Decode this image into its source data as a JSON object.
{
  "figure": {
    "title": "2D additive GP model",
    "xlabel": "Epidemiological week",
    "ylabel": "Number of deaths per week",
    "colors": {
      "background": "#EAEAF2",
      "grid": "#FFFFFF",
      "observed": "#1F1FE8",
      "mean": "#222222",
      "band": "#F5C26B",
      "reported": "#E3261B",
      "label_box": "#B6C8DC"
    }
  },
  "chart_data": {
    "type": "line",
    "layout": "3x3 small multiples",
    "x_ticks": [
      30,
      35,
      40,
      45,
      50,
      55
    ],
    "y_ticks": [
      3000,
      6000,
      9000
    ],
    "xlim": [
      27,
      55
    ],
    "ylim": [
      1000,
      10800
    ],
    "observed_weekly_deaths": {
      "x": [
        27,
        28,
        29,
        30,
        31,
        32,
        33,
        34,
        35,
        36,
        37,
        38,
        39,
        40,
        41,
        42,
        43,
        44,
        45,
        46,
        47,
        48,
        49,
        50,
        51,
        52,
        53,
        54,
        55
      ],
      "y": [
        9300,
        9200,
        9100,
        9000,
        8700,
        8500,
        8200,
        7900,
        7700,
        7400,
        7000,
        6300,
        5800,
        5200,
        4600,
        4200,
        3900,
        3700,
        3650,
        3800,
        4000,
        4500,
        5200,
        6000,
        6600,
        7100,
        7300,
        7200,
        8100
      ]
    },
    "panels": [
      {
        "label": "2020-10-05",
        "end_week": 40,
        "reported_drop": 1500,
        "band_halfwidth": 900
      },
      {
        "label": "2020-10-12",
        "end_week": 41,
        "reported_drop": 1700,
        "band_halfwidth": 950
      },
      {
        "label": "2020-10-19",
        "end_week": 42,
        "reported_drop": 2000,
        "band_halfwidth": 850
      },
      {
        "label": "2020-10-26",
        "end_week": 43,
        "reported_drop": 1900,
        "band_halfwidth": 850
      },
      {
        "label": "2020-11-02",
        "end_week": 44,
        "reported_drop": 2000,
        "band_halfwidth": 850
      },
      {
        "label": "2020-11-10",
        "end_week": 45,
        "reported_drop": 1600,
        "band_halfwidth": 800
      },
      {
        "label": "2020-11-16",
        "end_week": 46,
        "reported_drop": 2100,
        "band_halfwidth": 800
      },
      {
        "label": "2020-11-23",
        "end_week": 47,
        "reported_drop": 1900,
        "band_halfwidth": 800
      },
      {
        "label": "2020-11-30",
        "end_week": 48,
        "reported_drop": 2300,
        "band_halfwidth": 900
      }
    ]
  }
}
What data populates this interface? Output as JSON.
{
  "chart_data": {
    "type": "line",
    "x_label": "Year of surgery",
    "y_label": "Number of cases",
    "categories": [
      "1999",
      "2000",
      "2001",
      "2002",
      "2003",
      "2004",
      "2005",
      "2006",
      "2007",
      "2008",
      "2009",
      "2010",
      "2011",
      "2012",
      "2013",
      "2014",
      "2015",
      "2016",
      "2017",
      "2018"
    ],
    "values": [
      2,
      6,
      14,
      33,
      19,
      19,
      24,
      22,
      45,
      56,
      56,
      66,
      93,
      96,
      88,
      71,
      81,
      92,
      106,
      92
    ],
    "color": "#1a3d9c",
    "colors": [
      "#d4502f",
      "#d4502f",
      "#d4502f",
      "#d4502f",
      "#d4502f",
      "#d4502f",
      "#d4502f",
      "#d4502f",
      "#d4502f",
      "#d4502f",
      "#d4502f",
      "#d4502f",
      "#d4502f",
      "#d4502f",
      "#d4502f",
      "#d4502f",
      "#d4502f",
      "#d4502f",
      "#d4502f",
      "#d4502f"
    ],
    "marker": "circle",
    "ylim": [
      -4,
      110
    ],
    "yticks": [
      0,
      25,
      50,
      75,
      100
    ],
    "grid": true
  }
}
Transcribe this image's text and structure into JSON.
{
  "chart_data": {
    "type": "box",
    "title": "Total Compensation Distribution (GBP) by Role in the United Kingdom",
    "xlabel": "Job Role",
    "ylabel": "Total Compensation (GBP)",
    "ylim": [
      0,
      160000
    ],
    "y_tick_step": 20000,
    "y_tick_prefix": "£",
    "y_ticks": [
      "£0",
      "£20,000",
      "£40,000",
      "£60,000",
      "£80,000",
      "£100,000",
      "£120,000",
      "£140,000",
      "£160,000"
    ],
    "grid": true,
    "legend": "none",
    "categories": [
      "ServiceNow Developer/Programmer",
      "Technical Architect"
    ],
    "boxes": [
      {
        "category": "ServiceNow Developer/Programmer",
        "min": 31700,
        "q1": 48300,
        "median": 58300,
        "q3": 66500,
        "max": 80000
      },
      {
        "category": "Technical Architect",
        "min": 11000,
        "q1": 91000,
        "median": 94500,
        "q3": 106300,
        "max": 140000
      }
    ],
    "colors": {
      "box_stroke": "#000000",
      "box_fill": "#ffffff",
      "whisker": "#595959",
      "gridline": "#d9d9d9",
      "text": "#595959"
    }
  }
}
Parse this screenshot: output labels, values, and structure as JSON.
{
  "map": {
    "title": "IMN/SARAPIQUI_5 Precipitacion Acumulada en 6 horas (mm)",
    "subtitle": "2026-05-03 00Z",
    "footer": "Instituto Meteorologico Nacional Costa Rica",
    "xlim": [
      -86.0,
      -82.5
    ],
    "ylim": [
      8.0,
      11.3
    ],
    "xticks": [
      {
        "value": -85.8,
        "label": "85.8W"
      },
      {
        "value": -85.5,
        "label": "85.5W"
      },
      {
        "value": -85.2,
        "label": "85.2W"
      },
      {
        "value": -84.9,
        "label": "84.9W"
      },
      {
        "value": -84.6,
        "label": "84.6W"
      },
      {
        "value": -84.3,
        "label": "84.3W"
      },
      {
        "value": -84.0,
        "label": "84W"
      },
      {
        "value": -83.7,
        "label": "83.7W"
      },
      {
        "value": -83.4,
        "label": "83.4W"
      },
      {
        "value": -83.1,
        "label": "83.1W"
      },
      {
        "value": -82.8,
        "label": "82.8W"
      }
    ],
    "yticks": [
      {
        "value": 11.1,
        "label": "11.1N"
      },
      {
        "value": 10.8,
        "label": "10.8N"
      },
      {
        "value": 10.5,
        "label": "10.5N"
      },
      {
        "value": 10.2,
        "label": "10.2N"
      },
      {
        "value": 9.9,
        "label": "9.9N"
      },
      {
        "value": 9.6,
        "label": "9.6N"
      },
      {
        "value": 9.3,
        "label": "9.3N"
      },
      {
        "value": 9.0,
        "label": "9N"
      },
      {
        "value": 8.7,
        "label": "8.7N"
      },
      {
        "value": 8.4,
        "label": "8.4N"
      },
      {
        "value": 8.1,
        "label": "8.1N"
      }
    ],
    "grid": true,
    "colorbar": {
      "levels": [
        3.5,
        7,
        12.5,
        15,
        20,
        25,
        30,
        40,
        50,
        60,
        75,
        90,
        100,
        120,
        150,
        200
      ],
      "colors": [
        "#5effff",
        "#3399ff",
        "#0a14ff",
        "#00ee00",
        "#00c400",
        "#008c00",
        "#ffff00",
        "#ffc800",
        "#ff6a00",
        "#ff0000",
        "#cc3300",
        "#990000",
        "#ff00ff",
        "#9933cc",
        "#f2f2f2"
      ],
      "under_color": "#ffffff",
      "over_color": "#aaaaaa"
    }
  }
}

● **Short problem**: Give only the number of lines in the records that contain the string "xlabel".

● **Output of the exercise**: 2